§ **SOURCE PASSAGE**:
_ _ _ _

I think there’s the immediate impact on families, but then there’s the systemic impact, and I think this is going to be a major driver of commercial premiums.
What do you think about the Republican ideas of health savings accounts and association health plans that they say are a more efficient way of providing coverage?
Well, you have to have money to save for a health savings account to be meaningful. I’m not opposed to these tools, but they don’t get at the underlying issue of cost. Healthcare pricing is out of control. Having different forms of insurance is good, but it still has to be affordable. And we haven’t addressed the underlying costs.
I actually think the cost-neutral policy was a big deal. That could also disincentivize consolidation. There’s movement in a good direction. But this is a lot to tackle. I’m also on the board of the Office of Health Care Affordability in California, and the industry isn’t embracing the need to reduce costs. Put it that way.
I was speaking to somebody about direct contracting between employers and healthcare recently. I wrote about direct contracting 10 to 15 years ago. Are the circumstances such that it would become more of a reality now? It seems like direct contracting was talked about and proposed, but I’m not sure whether it really had much of an effect.

_ _ _ _

Bounding box prediction data:
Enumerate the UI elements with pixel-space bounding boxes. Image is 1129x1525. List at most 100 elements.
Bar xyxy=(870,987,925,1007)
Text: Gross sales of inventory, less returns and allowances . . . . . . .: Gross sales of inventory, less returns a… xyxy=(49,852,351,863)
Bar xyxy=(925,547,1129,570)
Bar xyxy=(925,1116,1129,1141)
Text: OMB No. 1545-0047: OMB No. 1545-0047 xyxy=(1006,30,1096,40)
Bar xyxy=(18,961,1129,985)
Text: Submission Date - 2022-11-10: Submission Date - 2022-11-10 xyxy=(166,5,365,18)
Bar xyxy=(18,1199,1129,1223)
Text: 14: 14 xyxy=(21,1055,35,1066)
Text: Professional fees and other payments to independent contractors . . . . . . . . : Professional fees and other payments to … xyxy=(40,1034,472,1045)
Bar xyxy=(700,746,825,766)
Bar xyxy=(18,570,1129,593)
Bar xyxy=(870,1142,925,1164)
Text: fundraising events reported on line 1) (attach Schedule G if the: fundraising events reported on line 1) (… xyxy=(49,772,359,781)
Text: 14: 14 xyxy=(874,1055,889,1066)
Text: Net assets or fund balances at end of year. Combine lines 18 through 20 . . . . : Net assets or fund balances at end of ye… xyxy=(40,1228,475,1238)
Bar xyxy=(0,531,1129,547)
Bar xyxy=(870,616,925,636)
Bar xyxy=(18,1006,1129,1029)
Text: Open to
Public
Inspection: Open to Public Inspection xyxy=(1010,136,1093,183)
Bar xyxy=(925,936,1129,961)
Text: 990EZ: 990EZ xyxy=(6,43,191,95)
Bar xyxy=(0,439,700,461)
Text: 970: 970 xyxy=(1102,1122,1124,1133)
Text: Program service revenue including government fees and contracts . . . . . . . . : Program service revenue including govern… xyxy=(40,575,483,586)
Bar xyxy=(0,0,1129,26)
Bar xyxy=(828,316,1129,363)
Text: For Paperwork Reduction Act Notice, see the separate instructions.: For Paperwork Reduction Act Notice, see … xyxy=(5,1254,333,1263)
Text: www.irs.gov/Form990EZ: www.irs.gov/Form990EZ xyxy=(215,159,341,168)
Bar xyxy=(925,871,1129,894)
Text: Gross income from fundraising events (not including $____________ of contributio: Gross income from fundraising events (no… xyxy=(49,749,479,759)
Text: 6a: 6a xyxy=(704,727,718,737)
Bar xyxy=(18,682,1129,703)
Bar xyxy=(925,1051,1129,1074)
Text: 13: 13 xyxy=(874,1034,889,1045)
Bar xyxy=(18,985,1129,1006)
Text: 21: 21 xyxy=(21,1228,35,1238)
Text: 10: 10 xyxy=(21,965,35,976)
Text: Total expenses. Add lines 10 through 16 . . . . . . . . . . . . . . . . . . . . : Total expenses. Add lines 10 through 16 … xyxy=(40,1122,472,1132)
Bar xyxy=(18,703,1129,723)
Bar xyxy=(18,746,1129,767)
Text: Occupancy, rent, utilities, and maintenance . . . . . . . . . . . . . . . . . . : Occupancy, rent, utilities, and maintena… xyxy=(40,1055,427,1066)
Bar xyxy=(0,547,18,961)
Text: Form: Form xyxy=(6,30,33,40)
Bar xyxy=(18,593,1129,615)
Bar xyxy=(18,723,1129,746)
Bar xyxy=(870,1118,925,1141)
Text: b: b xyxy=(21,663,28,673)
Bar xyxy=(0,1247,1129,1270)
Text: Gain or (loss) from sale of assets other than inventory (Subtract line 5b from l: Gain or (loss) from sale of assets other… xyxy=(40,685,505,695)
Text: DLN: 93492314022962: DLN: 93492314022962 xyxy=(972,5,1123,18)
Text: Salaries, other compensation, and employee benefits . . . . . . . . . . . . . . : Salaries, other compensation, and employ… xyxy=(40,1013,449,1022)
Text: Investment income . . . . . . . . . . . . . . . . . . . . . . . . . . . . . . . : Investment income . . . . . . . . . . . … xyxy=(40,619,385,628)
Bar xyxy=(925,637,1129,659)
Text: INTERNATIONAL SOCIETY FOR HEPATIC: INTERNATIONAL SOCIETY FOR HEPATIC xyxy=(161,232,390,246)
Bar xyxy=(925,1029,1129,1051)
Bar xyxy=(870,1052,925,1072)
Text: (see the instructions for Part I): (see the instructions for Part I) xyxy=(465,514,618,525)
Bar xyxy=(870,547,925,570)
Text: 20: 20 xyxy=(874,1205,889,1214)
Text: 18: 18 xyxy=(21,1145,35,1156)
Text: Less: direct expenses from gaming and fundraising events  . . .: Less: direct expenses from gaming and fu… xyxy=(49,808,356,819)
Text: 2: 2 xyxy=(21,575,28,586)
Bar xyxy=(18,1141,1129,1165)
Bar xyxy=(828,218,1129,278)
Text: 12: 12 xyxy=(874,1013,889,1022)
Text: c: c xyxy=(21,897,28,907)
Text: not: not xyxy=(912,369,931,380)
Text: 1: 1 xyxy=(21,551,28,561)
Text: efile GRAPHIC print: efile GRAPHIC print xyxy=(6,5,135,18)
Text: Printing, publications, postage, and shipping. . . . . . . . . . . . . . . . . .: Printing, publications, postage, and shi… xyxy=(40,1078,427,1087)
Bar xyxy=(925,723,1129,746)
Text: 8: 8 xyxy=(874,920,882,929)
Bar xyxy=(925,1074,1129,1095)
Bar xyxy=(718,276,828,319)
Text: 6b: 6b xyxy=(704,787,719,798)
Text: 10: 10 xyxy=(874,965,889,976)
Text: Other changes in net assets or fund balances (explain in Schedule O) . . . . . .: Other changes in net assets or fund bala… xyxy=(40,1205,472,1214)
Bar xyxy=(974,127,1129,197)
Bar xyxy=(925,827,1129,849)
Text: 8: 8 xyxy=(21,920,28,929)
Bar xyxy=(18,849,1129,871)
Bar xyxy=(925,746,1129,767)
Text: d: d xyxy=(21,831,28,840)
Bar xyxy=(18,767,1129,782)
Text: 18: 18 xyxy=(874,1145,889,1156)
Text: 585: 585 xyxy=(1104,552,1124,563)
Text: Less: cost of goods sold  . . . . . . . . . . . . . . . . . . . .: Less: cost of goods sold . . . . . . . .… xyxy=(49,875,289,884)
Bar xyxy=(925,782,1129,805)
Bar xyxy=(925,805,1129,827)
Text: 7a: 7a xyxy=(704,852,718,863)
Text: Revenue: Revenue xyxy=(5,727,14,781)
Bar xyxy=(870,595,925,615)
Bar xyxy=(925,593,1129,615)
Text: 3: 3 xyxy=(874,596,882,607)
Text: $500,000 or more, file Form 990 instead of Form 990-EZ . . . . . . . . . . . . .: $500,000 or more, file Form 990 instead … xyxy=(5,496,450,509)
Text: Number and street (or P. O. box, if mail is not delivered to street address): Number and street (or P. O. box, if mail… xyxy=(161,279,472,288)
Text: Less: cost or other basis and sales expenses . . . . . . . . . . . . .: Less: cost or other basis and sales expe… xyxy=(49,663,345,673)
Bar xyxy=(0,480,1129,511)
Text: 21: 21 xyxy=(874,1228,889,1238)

_ _ _ _

§ **WHAT THE TASK REQUIRES**:
Continue the interview about healthcare costs, starting right after its final sentence.

§ **ANSWER FOR THIS EXERCISE**:
I think it’s very real. One of the curiosities of my work is I realized that employers don’t publish anything about their healthcare strategies. It’s hard to know. But I would say more than half of my members are doing direct contracting right now. 32BJ, which is one of our members, announced a massive one recently. Boeing and NextEra and many of our members are doing this very successfully. I will tell you, each of them has reported lower total cost, better access and a better experience for employees. It is quite established within my membership that it is a very attractive approach.
One of the things that our data project showed is that for one of our members, their direct contract was giving them much higher value than anything they were getting from UnitedHealthcare. So there’s some evidence too.
It is hard to scale because of the administrative complexities. No employer can go out and negotiate a contract with every practice in every state. It’s just not feasible administratively. If there were some way to make this easier, I think the demand would be here. You do have to have adequate headcount in a market to make it worthwhile for the provider. One of the things that we did to overcome the distributed population is we brought three employers together in one market to do it jointly — and that is really worthwhile, but that’s complex. Negotiating a shared agreement with common metrics across multiple employers is not a light lift, but it’s working really well. I think it’s not only extremely promising. I think it is also quite popular, and the evidence is growing. It’s just not published. I think it’s a real opportunity.
Which three employers in which market?
Well, I can name two, but I’m not allowed to name the other one. Boeing and eBay are two of them, and they’re in the Puget Sound market. The other one may announce at some point, but I’m not allowed to.
Is it just new, or is there some reservation to be public about this on the part of employer No. 3, and is that part of the problem? You’ve referenced the reticence of employers to share? What’s the reason for wanting to keep it secret?
These are massive corporations that are conservative by nature, and this isn’t their core day job. I think once evidence grows, they may be more public, but this is just sort of a consistent challenge.